Instruction:
Set down each entry exactly as given; pictures should not appear in the copy.

Listing:
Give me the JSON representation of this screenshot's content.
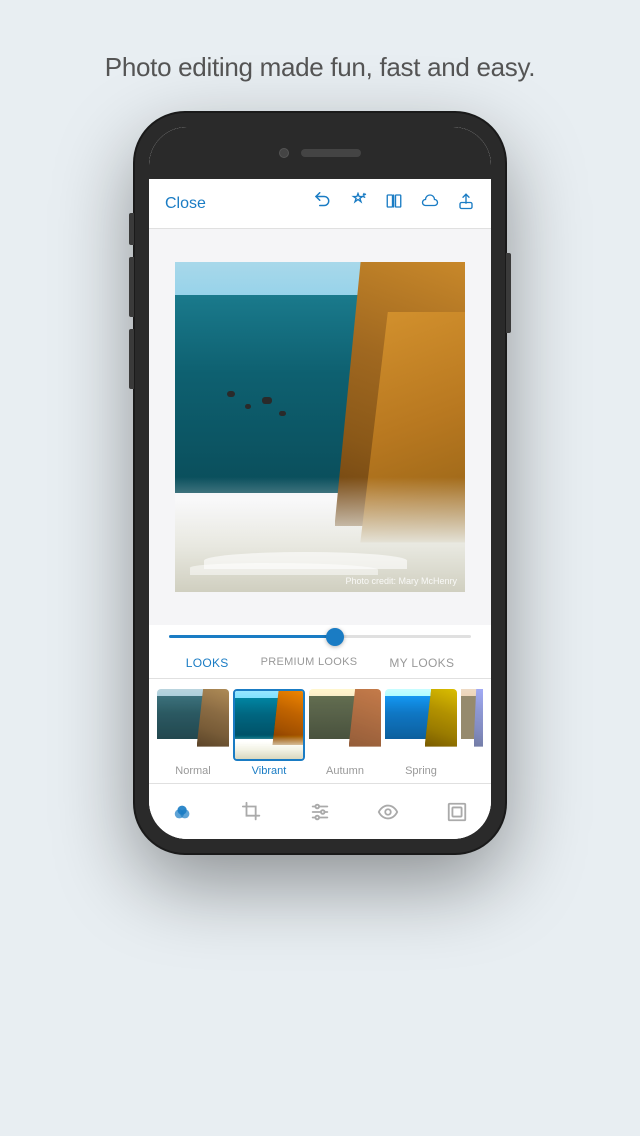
{
  "tagline": "Photo editing made fun, fast and easy.",
  "toolbar": {
    "close_label": "Close",
    "icons": [
      "undo",
      "auto-enhance",
      "compare",
      "creative-cloud",
      "share"
    ]
  },
  "photo": {
    "credit": "Photo credit: Mary McHenry"
  },
  "looks_tabs": [
    {
      "id": "looks",
      "label": "LOOKS",
      "active": true
    },
    {
      "id": "premium-looks",
      "label": "PREMIUM LOOKS",
      "active": false
    },
    {
      "id": "my-looks",
      "label": "MY LOOKS",
      "active": false
    }
  ],
  "filters": [
    {
      "id": "normal",
      "label": "Normal",
      "active": false
    },
    {
      "id": "vibrant",
      "label": "Vibrant",
      "active": true
    },
    {
      "id": "autumn",
      "label": "Autumn",
      "active": false
    },
    {
      "id": "spring",
      "label": "Spring",
      "active": false
    }
  ],
  "bottom_nav": [
    {
      "id": "looks",
      "label": "Looks",
      "active": true
    },
    {
      "id": "crop",
      "label": "Crop",
      "active": false
    },
    {
      "id": "adjustments",
      "label": "Adjust",
      "active": false
    },
    {
      "id": "details",
      "label": "Details",
      "active": false
    },
    {
      "id": "frames",
      "label": "Frames",
      "active": false
    }
  ],
  "accent_color": "#1a7cc4"
}
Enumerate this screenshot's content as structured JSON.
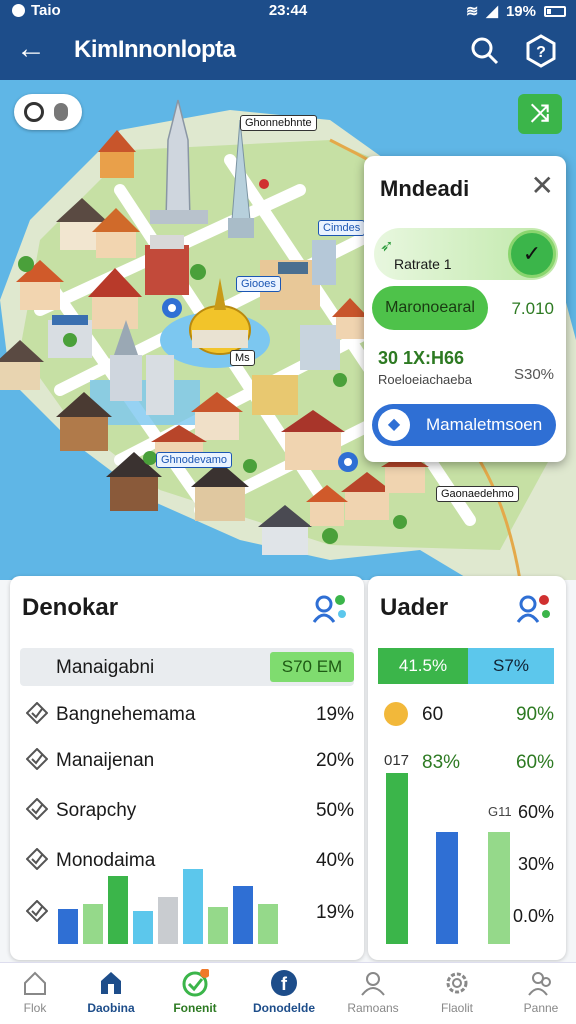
{
  "status_bar": {
    "carrier": "Taio",
    "time": "23:44",
    "battery": "19%"
  },
  "header": {
    "title": "KimInnonlopta"
  },
  "map": {
    "labels": [
      "Ghonnebhnte",
      "Cimdes",
      "Giooes",
      "Ms",
      "Ghnodevamo",
      "Gaonaedehmo"
    ]
  },
  "popup": {
    "title": "Mndeadi",
    "progress_label": "Ratrate 1",
    "pill_label": "Maronoearal",
    "pill_value": "7.010",
    "stat_value": "30 1X:H66",
    "stat_sub": "Roeloeiachaeba",
    "stat_percent": "S30%",
    "action_label": "Mamaletmsoen"
  },
  "left_panel": {
    "title": "Denokar",
    "header_row": {
      "label": "Manaigabni",
      "value": "S70 EM"
    },
    "rows": [
      {
        "label": "Bangnehemama",
        "value": "19%"
      },
      {
        "label": "Manaijenan",
        "value": "20%"
      },
      {
        "label": "Sorapchy",
        "value": "50%"
      },
      {
        "label": "Monodaima",
        "value": "40%"
      },
      {
        "label": "",
        "value": "19%"
      }
    ],
    "bars": [
      {
        "value": 35,
        "color": "#2f6fd4"
      },
      {
        "value": 40,
        "color": "#95d98a"
      },
      {
        "value": 68,
        "color": "#3bb54a"
      },
      {
        "value": 33,
        "color": "#5cc7ec"
      },
      {
        "value": 47,
        "color": "#c9ccd0"
      },
      {
        "value": 75,
        "color": "#5cc7ec"
      },
      {
        "value": 37,
        "color": "#95d98a"
      },
      {
        "value": 58,
        "color": "#2f6fd4"
      },
      {
        "value": 40,
        "color": "#95d98a"
      }
    ]
  },
  "right_panel": {
    "title": "Uader",
    "header": {
      "left": "41.5%",
      "right": "S7%"
    },
    "row1": {
      "value": "60",
      "percent": "90%"
    },
    "row2": {
      "left": "017",
      "mid": "83%",
      "percent": "60%"
    },
    "scale": [
      "60%",
      "30%",
      "0.0%"
    ],
    "small_label": "G11",
    "bars": [
      {
        "value": 95,
        "color": "#3bb54a"
      },
      {
        "value": 62,
        "color": "#2f6fd4"
      },
      {
        "value": 62,
        "color": "#95d98a"
      }
    ]
  },
  "bottom_nav": [
    {
      "label": "Flok",
      "icon": "home-icon"
    },
    {
      "label": "Daobina",
      "icon": "store-icon"
    },
    {
      "label": "Fonenit",
      "icon": "check-badge-icon"
    },
    {
      "label": "Donodelde",
      "icon": "facebook-icon"
    },
    {
      "label": "Ramoans",
      "icon": "person-icon"
    },
    {
      "label": "Flaolit",
      "icon": "gear-icon"
    },
    {
      "label": "Panne",
      "icon": "people-icon"
    }
  ]
}
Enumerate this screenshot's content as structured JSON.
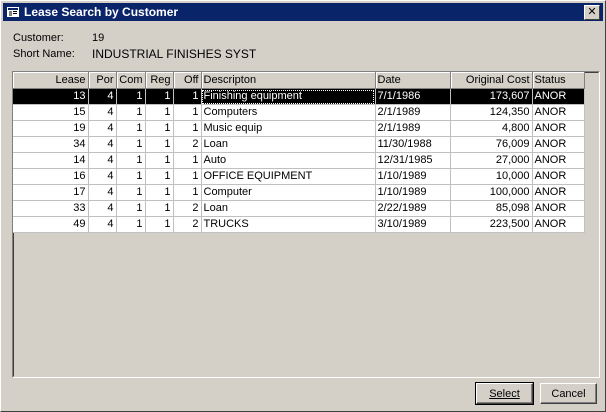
{
  "window": {
    "title": "Lease Search by Customer",
    "close_glyph": "✕"
  },
  "customer": {
    "label": "Customer:",
    "value": "19"
  },
  "short_name": {
    "label": "Short Name:",
    "value": "INDUSTRIAL FINISHES SYST"
  },
  "table": {
    "columns": [
      "Lease",
      "Por",
      "Com",
      "Reg",
      "Off",
      "Descripton",
      "Date",
      "Original Cost",
      "Status"
    ],
    "selected_index": 0,
    "rows": [
      [
        "13",
        "4",
        "1",
        "1",
        "1",
        "Finishing equipment",
        "7/1/1986",
        "173,607",
        "ANOR"
      ],
      [
        "15",
        "4",
        "1",
        "1",
        "1",
        "Computers",
        "2/1/1989",
        "124,350",
        "ANOR"
      ],
      [
        "19",
        "4",
        "1",
        "1",
        "1",
        "Music equip",
        "2/1/1989",
        "4,800",
        "ANOR"
      ],
      [
        "34",
        "4",
        "1",
        "1",
        "2",
        "Loan",
        "11/30/1988",
        "76,009",
        "ANOR"
      ],
      [
        "14",
        "4",
        "1",
        "1",
        "1",
        "Auto",
        "12/31/1985",
        "27,000",
        "ANOR"
      ],
      [
        "16",
        "4",
        "1",
        "1",
        "1",
        "OFFICE EQUIPMENT",
        "1/10/1989",
        "10,000",
        "ANOR"
      ],
      [
        "17",
        "4",
        "1",
        "1",
        "1",
        "Computer",
        "1/10/1989",
        "100,000",
        "ANOR"
      ],
      [
        "33",
        "4",
        "1",
        "1",
        "2",
        "Loan",
        "2/22/1989",
        "85,098",
        "ANOR"
      ],
      [
        "49",
        "4",
        "1",
        "1",
        "2",
        "TRUCKS",
        "3/10/1989",
        "223,500",
        "ANOR"
      ]
    ]
  },
  "buttons": {
    "select": "Select",
    "cancel": "Cancel"
  },
  "colors": {
    "titlebar": "#0a246a",
    "face": "#d4d0c8",
    "selection": "#000000"
  }
}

Written answer:
Give me the JSON representation of this screenshot's content.
{
  "tagline": "Photo editing made fun, fast and easy.",
  "toolbar": {
    "close_label": "Close",
    "icons": [
      "undo",
      "auto-enhance",
      "compare",
      "creative-cloud",
      "share"
    ]
  },
  "photo": {
    "credit": "Photo credit: Mary McHenry"
  },
  "looks_tabs": [
    {
      "id": "looks",
      "label": "LOOKS",
      "active": true
    },
    {
      "id": "premium-looks",
      "label": "PREMIUM LOOKS",
      "active": false
    },
    {
      "id": "my-looks",
      "label": "MY LOOKS",
      "active": false
    }
  ],
  "filters": [
    {
      "id": "normal",
      "label": "Normal",
      "active": false
    },
    {
      "id": "vibrant",
      "label": "Vibrant",
      "active": true
    },
    {
      "id": "autumn",
      "label": "Autumn",
      "active": false
    },
    {
      "id": "spring",
      "label": "Spring",
      "active": false
    }
  ],
  "bottom_nav": [
    {
      "id": "looks",
      "label": "Looks",
      "active": true
    },
    {
      "id": "crop",
      "label": "Crop",
      "active": false
    },
    {
      "id": "adjustments",
      "label": "Adjust",
      "active": false
    },
    {
      "id": "details",
      "label": "Details",
      "active": false
    },
    {
      "id": "frames",
      "label": "Frames",
      "active": false
    }
  ],
  "accent_color": "#1a7cc4"
}
Enumerate this screenshot's content as structured JSON.
{
  "status_bar": {
    "carrier": "Taio",
    "time": "23:44",
    "battery": "19%"
  },
  "header": {
    "title": "KimInnonlopta"
  },
  "map": {
    "labels": [
      "Ghonnebhnte",
      "Cimdes",
      "Giooes",
      "Ms",
      "Ghnodevamo",
      "Gaonaedehmo"
    ]
  },
  "popup": {
    "title": "Mndeadi",
    "progress_label": "Ratrate 1",
    "pill_label": "Maronoearal",
    "pill_value": "7.010",
    "stat_value": "30 1X:H66",
    "stat_sub": "Roeloeiachaeba",
    "stat_percent": "S30%",
    "action_label": "Mamaletmsoen"
  },
  "left_panel": {
    "title": "Denokar",
    "header_row": {
      "label": "Manaigabni",
      "value": "S70 EM"
    },
    "rows": [
      {
        "label": "Bangnehemama",
        "value": "19%"
      },
      {
        "label": "Manaijenan",
        "value": "20%"
      },
      {
        "label": "Sorapchy",
        "value": "50%"
      },
      {
        "label": "Monodaima",
        "value": "40%"
      },
      {
        "label": "",
        "value": "19%"
      }
    ],
    "bars": [
      {
        "value": 35,
        "color": "#2f6fd4"
      },
      {
        "value": 40,
        "color": "#95d98a"
      },
      {
        "value": 68,
        "color": "#3bb54a"
      },
      {
        "value": 33,
        "color": "#5cc7ec"
      },
      {
        "value": 47,
        "color": "#c9ccd0"
      },
      {
        "value": 75,
        "color": "#5cc7ec"
      },
      {
        "value": 37,
        "color": "#95d98a"
      },
      {
        "value": 58,
        "color": "#2f6fd4"
      },
      {
        "value": 40,
        "color": "#95d98a"
      }
    ]
  },
  "right_panel": {
    "title": "Uader",
    "header": {
      "left": "41.5%",
      "right": "S7%"
    },
    "row1": {
      "value": "60",
      "percent": "90%"
    },
    "row2": {
      "left": "017",
      "mid": "83%",
      "percent": "60%"
    },
    "scale": [
      "60%",
      "30%",
      "0.0%"
    ],
    "small_label": "G11",
    "bars": [
      {
        "value": 95,
        "color": "#3bb54a"
      },
      {
        "value": 62,
        "color": "#2f6fd4"
      },
      {
        "value": 62,
        "color": "#95d98a"
      }
    ]
  },
  "bottom_nav": [
    {
      "label": "Flok",
      "icon": "home-icon"
    },
    {
      "label": "Daobina",
      "icon": "store-icon"
    },
    {
      "label": "Fonenit",
      "icon": "check-badge-icon"
    },
    {
      "label": "Donodelde",
      "icon": "facebook-icon"
    },
    {
      "label": "Ramoans",
      "icon": "person-icon"
    },
    {
      "label": "Flaolit",
      "icon": "gear-icon"
    },
    {
      "label": "Panne",
      "icon": "people-icon"
    }
  ]
}
Enumerate this screenshot's content as structured JSON.
{
  "window": {
    "title": "Lease Search by Customer",
    "close_glyph": "✕"
  },
  "customer": {
    "label": "Customer:",
    "value": "19"
  },
  "short_name": {
    "label": "Short Name:",
    "value": "INDUSTRIAL FINISHES SYST"
  },
  "table": {
    "columns": [
      "Lease",
      "Por",
      "Com",
      "Reg",
      "Off",
      "Descripton",
      "Date",
      "Original Cost",
      "Status"
    ],
    "selected_index": 0,
    "rows": [
      [
        "13",
        "4",
        "1",
        "1",
        "1",
        "Finishing equipment",
        "7/1/1986",
        "173,607",
        "ANOR"
      ],
      [
        "15",
        "4",
        "1",
        "1",
        "1",
        "Computers",
        "2/1/1989",
        "124,350",
        "ANOR"
      ],
      [
        "19",
        "4",
        "1",
        "1",
        "1",
        "Music equip",
        "2/1/1989",
        "4,800",
        "ANOR"
      ],
      [
        "34",
        "4",
        "1",
        "1",
        "2",
        "Loan",
        "11/30/1988",
        "76,009",
        "ANOR"
      ],
      [
        "14",
        "4",
        "1",
        "1",
        "1",
        "Auto",
        "12/31/1985",
        "27,000",
        "ANOR"
      ],
      [
        "16",
        "4",
        "1",
        "1",
        "1",
        "OFFICE EQUIPMENT",
        "1/10/1989",
        "10,000",
        "ANOR"
      ],
      [
        "17",
        "4",
        "1",
        "1",
        "1",
        "Computer",
        "1/10/1989",
        "100,000",
        "ANOR"
      ],
      [
        "33",
        "4",
        "1",
        "1",
        "2",
        "Loan",
        "2/22/1989",
        "85,098",
        "ANOR"
      ],
      [
        "49",
        "4",
        "1",
        "1",
        "2",
        "TRUCKS",
        "3/10/1989",
        "223,500",
        "ANOR"
      ]
    ]
  },
  "buttons": {
    "select": "Select",
    "cancel": "Cancel"
  },
  "colors": {
    "titlebar": "#0a246a",
    "face": "#d4d0c8",
    "selection": "#000000"
  }
}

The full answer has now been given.